*What you will do*:
A - From the article on drug price guarantees, reproduce the passage starting with "Drugs Could Soon" and going on through "of patients’ outcomes.".
B - According to the article on drug price guarantees, by what year does Medicare plan to make half its payments through contracts that reward quality and better outcomes?
C - Carry on the article on drug price guarantees from the point where it stops.

Drugs Could Soon Come With a Money-Back Guarantee
October 8, 2015, Bloomberg Businessweek Reprints. Hospitals and insurers want drug and device makers to share the risk of patients’ outcomes.
In late June, Susan DeVore asked an auditorium filled with medical-industry executives if any would be willing to link the prices of the drugs and devices they sell to how well those products work. DeVore, whose company, Premier, helps 3,400 U.S. hospitals make purchasing decisions, recalls seeing about a half-dozen hands go up. “I think it’s a little bit scary for them,” she says. But it’s a question they should get used to hearing, she adds. “Health systems and physicians are more interested in it today than they’ve ever been.”
The government and private insurers have been trying for years to move away from the fee-for-service system that pays doctors and hospitals based on the volume of tests they perform and treatments they prescribe. They want to replace it with contracts that reward quality and better outcomes. Medicare, the federal insurance program for seniors, plans to make half its payments through such arrangements by 2018.

*Information given*:
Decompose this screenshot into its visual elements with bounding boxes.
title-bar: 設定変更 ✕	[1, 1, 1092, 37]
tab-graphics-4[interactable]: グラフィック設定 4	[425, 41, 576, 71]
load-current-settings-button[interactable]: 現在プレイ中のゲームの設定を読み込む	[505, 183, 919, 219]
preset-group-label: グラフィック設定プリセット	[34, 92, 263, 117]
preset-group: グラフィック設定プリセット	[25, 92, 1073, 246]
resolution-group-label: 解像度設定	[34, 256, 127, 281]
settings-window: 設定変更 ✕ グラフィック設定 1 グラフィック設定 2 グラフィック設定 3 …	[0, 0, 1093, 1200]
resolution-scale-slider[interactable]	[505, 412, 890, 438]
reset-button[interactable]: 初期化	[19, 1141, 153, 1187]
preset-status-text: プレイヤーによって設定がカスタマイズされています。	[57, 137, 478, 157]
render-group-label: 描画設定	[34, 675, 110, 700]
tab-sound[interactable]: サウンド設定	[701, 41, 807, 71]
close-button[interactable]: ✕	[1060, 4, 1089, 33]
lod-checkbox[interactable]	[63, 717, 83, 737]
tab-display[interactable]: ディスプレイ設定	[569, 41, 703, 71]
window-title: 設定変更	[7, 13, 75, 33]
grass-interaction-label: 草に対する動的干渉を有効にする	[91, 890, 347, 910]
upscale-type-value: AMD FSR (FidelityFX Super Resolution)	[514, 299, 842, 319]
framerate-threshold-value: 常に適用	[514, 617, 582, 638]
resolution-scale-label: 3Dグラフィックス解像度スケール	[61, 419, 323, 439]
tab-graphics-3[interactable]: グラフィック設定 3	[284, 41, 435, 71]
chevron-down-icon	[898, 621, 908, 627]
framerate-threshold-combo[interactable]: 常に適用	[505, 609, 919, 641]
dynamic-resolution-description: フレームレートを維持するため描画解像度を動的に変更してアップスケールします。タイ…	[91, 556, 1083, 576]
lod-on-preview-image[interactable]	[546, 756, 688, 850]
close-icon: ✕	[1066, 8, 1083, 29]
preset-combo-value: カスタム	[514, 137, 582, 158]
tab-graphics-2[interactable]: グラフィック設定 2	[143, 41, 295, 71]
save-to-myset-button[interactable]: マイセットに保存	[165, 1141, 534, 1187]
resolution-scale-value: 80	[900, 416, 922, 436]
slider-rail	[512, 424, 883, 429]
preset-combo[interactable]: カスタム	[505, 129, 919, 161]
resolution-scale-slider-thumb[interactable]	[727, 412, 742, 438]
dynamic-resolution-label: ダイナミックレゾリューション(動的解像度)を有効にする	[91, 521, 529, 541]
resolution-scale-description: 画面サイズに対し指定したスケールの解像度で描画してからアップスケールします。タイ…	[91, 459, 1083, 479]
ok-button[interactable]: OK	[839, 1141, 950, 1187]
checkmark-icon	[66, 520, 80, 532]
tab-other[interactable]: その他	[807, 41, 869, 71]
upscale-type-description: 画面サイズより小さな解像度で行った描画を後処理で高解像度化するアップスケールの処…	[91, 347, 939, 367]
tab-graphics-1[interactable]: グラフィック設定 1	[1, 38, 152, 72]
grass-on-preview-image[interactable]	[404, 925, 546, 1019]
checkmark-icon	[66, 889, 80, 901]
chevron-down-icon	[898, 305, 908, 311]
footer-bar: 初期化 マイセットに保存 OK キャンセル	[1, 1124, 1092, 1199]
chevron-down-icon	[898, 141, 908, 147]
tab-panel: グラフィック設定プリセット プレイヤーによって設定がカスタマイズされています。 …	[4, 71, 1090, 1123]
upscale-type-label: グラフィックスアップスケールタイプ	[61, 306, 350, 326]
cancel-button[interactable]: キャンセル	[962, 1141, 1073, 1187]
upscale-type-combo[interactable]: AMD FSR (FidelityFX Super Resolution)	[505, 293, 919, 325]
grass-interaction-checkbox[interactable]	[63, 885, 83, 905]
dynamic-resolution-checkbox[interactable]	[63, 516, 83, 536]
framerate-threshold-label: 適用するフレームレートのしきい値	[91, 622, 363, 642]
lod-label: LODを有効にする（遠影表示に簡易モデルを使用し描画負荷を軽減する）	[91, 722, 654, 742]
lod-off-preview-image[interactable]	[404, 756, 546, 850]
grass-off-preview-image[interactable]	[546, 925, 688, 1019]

*Results of the tasks*:
A -
Drugs Could Soon Come With a Money-Back Guarantee
October 8, 2015, Bloomberg Businessweek Reprints. Hospitals and insurers want drug and device makers to share the risk of patients’ outcomes.

B - 2018

C -
The changes in the reimbursement model are rippling out to manufacturers of drugs and devices. The shift could help address a long-standing problem with medical advances: The benefits observed in carefully designed clinical trials don’t always materialize when a treatment is deployed in the real world.
45% Share of a cardiac device’s cost that St. Jude will refund if patients require corrective surgery
But linking payment to performance, while appealing in theory, is tricky. “What metric are you going to select to measure performance? That can be challenging to select and agree on,” says Genia Long, a senior adviser at Analysis Group, which does consulting work for drug and device makers.
Premier is in discussions with a handful of suppliers about risk-sharing contracts for devices. ICU Medical promises that its connectors for central-line catheters—a tube inserted into a large vein to deliver medication—will reduce obstructions known as occlusions. It’s offering to pay hospitals back if they don’t. Another company Premier is talking to makes an antibacterial pouch aimed at reducing infections when pacemakers are implanted, DeVore says.
St. Jude Medical is offering all its hospital customers a guarantee on one of its products, an implantable cardiac resynchronization device called the Quadra CRT system that it introduced in 2011. St. Jude will refund hospitals 45 percent of the Quadra’s cost if a patient needs corrective surgery within a year.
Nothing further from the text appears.